:: Your objective ::
Leave every picture out and write out the records below exactly.

=== Material supplied ===

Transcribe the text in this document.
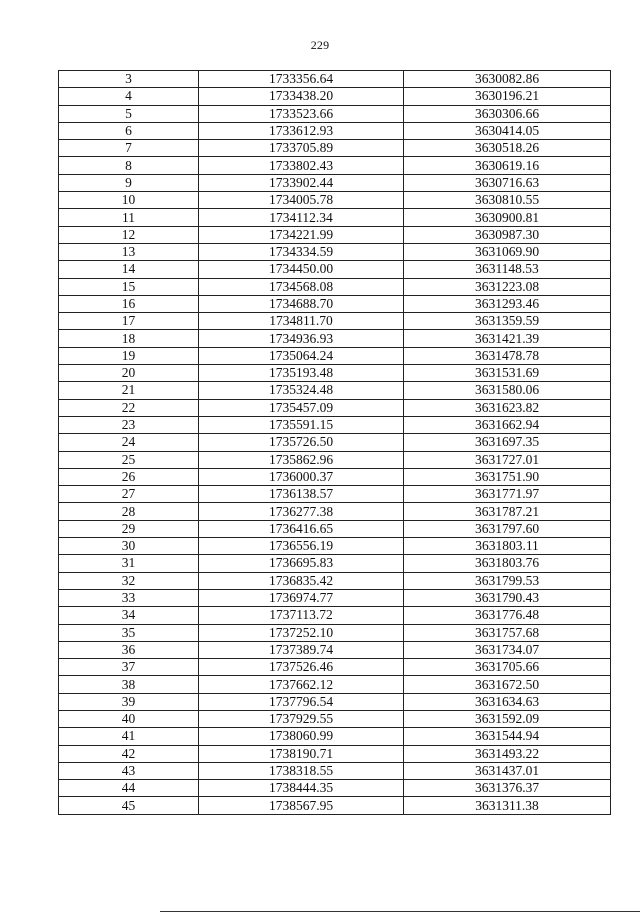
229
3	1733356.64	3630082.86
4	1733438.20	3630196.21
5	1733523.66	3630306.66
6	1733612.93	3630414.05
7	1733705.89	3630518.26
8	1733802.43	3630619.16
9	1733902.44	3630716.63
10	1734005.78	3630810.55
11	1734112.34	3630900.81
12	1734221.99	3630987.30
13	1734334.59	3631069.90
14	1734450.00	3631148.53
15	1734568.08	3631223.08
16	1734688.70	3631293.46
17	1734811.70	3631359.59
18	1734936.93	3631421.39
19	1735064.24	3631478.78
20	1735193.48	3631531.69
21	1735324.48	3631580.06
22	1735457.09	3631623.82
23	1735591.15	3631662.94
24	1735726.50	3631697.35
25	1735862.96	3631727.01
26	1736000.37	3631751.90
27	1736138.57	3631771.97
28	1736277.38	3631787.21
29	1736416.65	3631797.60
30	1736556.19	3631803.11
31	1736695.83	3631803.76
32	1736835.42	3631799.53
33	1736974.77	3631790.43
34	1737113.72	3631776.48
35	1737252.10	3631757.68
36	1737389.74	3631734.07
37	1737526.46	3631705.66
38	1737662.12	3631672.50
39	1737796.54	3631634.63
40	1737929.55	3631592.09
41	1738060.99	3631544.94
42	1738190.71	3631493.22
43	1738318.55	3631437.01
44	1738444.35	3631376.37
45	1738567.95	3631311.38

===

:: Complete output ::
Transcribe the text in this document.
229
3	1733356.64	3630082.86
4	1733438.20	3630196.21
5	1733523.66	3630306.66
6	1733612.93	3630414.05
7	1733705.89	3630518.26
8	1733802.43	3630619.16
9	1733902.44	3630716.63
10	1734005.78	3630810.55
11	1734112.34	3630900.81
12	1734221.99	3630987.30
13	1734334.59	3631069.90
14	1734450.00	3631148.53
15	1734568.08	3631223.08
16	1734688.70	3631293.46
17	1734811.70	3631359.59
18	1734936.93	3631421.39
19	1735064.24	3631478.78
20	1735193.48	3631531.69
21	1735324.48	3631580.06
22	1735457.09	3631623.82
23	1735591.15	3631662.94
24	1735726.50	3631697.35
25	1735862.96	3631727.01
26	1736000.37	3631751.90
27	1736138.57	3631771.97
28	1736277.38	3631787.21
29	1736416.65	3631797.60
30	1736556.19	3631803.11
31	1736695.83	3631803.76
32	1736835.42	3631799.53
33	1736974.77	3631790.43
34	1737113.72	3631776.48
35	1737252.10	3631757.68
36	1737389.74	3631734.07
37	1737526.46	3631705.66
38	1737662.12	3631672.50
39	1737796.54	3631634.63
40	1737929.55	3631592.09
41	1738060.99	3631544.94
42	1738190.71	3631493.22
43	1738318.55	3631437.01
44	1738444.35	3631376.37
45	1738567.95	3631311.38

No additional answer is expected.